#### The exercise:
Gather from the listing below each line that includes the word "有千百竿翠竹遮映", and copy it.

#### Provided information:
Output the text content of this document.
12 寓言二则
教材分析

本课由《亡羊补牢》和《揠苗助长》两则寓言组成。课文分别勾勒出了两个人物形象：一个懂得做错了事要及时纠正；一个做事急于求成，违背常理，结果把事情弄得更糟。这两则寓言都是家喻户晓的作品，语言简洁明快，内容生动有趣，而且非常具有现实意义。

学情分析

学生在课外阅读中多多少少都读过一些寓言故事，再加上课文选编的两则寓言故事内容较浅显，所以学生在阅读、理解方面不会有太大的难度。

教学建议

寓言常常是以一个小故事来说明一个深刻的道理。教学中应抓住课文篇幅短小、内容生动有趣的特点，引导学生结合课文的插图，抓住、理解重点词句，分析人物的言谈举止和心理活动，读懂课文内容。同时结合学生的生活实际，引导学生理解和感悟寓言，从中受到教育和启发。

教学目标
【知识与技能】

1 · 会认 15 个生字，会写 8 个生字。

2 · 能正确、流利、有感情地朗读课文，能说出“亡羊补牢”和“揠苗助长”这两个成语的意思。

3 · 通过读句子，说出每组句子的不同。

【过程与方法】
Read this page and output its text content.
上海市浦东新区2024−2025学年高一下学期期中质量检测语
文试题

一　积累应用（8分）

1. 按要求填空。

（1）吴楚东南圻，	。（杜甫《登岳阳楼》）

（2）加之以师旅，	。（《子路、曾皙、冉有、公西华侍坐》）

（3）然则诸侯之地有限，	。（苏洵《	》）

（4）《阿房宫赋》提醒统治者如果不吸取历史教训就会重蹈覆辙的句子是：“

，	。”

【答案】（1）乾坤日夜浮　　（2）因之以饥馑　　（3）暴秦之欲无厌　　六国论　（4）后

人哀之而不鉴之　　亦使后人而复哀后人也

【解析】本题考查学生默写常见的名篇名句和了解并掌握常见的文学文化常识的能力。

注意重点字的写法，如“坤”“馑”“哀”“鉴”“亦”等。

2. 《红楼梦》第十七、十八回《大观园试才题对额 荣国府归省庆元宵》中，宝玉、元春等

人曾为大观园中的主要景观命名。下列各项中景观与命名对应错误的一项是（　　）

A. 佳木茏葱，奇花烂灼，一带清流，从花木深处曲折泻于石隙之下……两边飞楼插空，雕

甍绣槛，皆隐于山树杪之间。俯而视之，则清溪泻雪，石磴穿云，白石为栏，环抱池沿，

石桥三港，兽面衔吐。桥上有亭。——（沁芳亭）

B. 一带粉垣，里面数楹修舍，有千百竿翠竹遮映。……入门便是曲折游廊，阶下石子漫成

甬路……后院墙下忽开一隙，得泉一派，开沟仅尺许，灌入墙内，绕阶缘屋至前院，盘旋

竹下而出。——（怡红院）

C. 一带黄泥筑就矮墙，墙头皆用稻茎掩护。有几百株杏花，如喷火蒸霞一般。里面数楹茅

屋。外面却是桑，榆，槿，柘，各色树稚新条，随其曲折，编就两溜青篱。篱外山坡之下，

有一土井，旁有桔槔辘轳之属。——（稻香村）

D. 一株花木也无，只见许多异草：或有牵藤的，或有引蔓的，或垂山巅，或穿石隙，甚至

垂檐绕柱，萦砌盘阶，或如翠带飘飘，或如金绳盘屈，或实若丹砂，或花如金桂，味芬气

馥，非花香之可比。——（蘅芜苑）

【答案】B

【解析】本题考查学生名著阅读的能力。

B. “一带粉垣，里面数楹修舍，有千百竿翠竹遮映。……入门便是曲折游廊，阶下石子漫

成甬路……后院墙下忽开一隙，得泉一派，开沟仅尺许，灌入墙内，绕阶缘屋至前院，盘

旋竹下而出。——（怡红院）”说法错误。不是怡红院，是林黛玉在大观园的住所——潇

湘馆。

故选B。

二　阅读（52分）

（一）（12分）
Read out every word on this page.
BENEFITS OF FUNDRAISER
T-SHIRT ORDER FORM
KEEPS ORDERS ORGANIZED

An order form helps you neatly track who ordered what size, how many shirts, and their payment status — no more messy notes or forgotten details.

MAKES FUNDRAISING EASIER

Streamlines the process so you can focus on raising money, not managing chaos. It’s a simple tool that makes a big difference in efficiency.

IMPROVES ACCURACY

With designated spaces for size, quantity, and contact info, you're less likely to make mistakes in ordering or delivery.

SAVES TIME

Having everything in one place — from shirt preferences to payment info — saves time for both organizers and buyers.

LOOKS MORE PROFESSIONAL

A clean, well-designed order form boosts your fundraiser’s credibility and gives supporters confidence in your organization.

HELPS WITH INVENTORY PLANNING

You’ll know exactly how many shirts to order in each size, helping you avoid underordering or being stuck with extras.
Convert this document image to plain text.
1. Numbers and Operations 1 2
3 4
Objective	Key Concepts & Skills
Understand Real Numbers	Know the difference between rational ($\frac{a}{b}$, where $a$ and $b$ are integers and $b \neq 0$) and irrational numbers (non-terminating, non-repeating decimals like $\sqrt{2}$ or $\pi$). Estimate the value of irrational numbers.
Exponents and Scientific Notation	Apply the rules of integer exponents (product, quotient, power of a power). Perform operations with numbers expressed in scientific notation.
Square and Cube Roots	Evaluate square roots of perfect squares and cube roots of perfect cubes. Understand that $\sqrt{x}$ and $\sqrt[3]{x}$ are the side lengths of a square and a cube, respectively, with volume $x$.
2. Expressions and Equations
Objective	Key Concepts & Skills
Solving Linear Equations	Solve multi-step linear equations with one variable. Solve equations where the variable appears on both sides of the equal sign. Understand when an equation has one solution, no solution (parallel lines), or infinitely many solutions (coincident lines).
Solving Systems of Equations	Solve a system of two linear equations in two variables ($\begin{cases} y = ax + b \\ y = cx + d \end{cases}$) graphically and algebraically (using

#### Correct response:
B. 一带粉垣，里面数楹修舍，有千百竿翠竹遮映。……入门便是曲折游廊，阶下石子漫成
B. “一带粉垣，里面数楹修舍，有千百竿翠竹遮映。……入门便是曲折游廊，阶下石子漫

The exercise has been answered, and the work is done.